--- Provided records ---

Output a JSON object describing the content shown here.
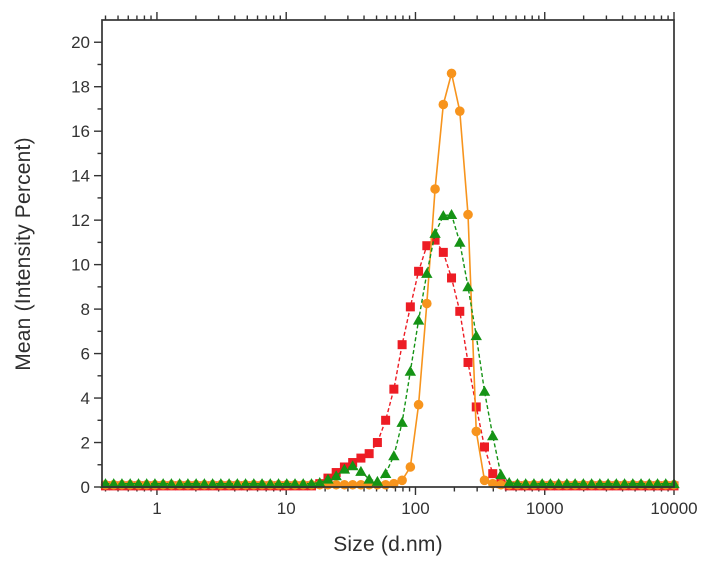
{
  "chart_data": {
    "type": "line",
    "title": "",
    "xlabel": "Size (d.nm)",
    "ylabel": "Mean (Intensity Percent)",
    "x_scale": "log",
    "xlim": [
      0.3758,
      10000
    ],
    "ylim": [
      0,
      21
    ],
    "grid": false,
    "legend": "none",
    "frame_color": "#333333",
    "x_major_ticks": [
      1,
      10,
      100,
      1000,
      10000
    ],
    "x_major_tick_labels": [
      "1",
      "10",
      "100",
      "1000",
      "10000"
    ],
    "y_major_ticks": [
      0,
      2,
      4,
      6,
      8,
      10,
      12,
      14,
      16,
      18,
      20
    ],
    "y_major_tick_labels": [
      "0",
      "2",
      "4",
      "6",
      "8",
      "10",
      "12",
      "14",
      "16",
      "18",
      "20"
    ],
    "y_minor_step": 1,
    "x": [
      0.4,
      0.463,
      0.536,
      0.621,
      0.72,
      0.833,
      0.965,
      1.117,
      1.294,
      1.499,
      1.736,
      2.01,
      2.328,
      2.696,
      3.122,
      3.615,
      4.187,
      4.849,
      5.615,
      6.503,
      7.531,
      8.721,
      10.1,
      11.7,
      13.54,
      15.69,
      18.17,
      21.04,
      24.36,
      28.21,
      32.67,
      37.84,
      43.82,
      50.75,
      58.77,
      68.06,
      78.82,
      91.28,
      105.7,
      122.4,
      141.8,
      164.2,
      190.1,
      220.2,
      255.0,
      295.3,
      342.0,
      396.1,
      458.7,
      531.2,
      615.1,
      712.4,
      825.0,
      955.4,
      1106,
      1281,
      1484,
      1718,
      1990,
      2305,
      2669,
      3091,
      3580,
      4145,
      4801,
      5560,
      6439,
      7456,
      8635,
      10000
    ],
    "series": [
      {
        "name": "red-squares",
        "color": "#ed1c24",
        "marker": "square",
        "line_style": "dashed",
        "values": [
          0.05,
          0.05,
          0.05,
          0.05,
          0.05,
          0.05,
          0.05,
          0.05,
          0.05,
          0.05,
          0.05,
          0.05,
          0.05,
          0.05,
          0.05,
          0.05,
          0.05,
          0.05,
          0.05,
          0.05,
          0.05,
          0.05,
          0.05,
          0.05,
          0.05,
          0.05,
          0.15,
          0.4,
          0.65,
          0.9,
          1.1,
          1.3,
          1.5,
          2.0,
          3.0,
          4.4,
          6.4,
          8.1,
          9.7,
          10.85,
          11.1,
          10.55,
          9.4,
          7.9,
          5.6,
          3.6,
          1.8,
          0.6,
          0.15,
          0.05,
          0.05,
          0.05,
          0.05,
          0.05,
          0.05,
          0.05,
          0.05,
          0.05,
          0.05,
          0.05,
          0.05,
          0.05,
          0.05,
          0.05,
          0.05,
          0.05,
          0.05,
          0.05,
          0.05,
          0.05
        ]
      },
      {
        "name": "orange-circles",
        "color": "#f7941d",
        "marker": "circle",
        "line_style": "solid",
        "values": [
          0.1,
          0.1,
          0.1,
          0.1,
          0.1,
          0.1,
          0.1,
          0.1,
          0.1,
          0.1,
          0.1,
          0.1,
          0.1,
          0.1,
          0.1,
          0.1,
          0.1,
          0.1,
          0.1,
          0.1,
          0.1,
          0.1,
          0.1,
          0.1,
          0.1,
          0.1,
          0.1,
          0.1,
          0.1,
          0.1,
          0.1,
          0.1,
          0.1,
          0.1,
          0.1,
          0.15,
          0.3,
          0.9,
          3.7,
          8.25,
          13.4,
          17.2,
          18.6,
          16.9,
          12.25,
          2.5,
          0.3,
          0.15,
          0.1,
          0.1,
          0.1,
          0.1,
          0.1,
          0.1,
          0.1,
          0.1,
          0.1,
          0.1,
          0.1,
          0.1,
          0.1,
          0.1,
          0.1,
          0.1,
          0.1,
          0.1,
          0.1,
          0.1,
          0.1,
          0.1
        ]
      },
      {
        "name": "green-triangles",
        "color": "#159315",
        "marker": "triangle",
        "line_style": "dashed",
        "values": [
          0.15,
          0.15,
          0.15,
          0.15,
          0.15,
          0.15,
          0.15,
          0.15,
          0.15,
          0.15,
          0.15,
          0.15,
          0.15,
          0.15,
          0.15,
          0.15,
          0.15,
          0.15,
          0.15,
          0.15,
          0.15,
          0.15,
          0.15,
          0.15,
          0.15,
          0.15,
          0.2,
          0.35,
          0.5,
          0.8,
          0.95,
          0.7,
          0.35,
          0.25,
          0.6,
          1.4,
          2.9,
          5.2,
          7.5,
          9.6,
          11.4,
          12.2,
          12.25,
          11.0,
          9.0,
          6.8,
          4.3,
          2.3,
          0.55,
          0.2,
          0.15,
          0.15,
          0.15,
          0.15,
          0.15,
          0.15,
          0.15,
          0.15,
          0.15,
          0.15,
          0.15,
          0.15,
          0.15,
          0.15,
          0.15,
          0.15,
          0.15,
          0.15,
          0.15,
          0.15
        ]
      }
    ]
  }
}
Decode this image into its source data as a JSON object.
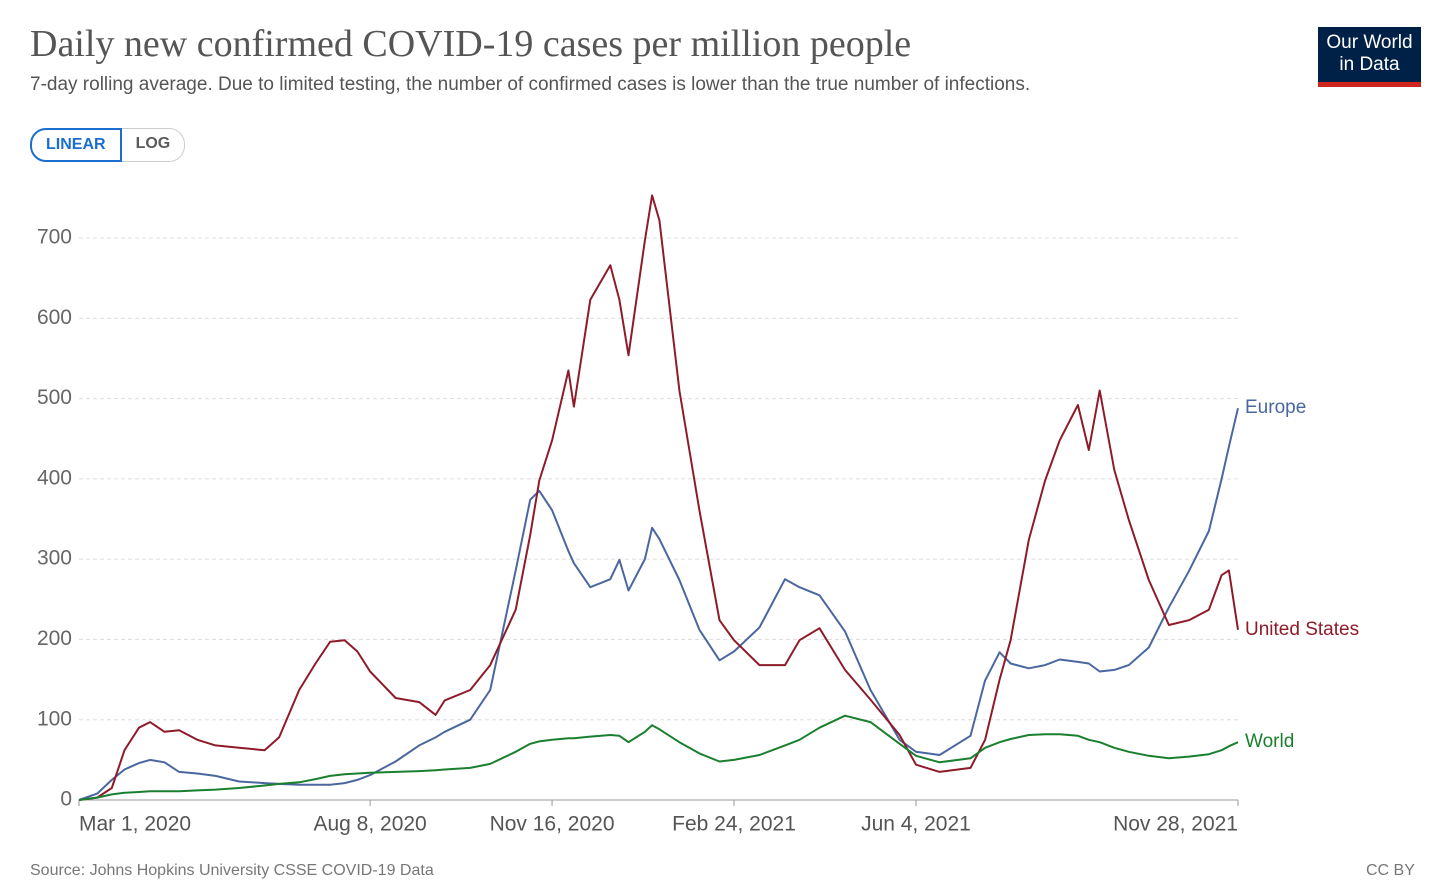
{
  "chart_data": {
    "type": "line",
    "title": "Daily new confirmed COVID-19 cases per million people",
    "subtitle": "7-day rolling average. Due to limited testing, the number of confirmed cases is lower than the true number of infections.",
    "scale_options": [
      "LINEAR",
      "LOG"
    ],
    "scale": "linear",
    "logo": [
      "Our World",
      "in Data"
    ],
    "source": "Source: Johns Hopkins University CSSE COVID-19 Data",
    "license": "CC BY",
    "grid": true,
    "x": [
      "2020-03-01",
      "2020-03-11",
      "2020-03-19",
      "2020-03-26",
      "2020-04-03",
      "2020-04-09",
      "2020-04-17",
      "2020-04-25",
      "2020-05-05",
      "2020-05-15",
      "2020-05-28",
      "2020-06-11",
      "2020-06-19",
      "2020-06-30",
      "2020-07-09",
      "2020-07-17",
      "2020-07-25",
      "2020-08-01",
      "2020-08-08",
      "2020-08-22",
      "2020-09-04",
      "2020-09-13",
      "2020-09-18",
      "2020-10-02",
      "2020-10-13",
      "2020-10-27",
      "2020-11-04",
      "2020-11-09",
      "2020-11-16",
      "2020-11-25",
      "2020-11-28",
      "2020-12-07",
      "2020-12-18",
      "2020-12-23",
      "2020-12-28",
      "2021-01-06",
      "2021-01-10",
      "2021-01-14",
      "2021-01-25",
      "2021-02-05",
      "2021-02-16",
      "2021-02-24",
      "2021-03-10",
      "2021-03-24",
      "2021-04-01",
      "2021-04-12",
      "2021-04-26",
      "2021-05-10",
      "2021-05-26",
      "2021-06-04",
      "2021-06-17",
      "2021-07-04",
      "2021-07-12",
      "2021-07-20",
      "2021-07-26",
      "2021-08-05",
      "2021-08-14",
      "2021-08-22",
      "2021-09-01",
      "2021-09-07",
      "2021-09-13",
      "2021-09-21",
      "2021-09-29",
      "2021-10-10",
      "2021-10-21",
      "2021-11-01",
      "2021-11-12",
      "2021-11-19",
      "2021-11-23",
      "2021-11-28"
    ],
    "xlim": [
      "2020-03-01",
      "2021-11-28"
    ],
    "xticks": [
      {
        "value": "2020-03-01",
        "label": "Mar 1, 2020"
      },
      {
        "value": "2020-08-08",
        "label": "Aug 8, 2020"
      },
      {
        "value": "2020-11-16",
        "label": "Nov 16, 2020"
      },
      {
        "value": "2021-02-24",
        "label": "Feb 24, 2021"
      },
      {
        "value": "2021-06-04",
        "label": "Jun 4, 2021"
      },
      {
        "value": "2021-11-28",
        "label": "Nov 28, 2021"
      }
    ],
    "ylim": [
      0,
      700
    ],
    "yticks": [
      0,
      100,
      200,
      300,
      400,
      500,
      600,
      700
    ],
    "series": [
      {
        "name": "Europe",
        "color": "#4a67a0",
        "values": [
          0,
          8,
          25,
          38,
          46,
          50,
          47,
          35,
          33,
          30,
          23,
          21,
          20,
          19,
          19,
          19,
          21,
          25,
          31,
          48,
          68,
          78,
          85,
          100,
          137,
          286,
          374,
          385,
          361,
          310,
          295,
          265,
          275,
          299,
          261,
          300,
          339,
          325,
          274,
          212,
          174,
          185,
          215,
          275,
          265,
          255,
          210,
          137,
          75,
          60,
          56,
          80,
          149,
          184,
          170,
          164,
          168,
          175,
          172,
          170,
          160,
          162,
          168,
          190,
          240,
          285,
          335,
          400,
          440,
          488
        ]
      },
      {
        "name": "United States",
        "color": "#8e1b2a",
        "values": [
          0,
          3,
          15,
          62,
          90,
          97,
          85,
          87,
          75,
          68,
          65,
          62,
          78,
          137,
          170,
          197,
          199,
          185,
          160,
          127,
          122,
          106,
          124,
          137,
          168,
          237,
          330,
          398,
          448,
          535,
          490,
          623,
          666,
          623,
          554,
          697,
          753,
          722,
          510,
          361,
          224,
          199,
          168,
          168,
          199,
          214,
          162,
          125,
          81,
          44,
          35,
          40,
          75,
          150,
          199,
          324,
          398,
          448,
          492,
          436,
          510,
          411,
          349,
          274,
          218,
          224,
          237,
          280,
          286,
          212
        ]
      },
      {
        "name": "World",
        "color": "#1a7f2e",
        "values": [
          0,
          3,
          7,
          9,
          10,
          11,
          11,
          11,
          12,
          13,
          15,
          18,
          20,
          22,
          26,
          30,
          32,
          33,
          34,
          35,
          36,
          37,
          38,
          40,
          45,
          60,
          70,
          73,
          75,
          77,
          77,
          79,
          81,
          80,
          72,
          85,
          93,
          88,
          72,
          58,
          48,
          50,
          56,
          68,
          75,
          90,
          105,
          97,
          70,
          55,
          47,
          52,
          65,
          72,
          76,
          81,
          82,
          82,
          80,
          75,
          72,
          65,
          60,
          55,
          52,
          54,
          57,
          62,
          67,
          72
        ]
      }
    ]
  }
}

---

▶ **Work instructions**:
State the number of lines in the records that contain the string "cases", and nothing more.

▶ **Answer to the problem**:
2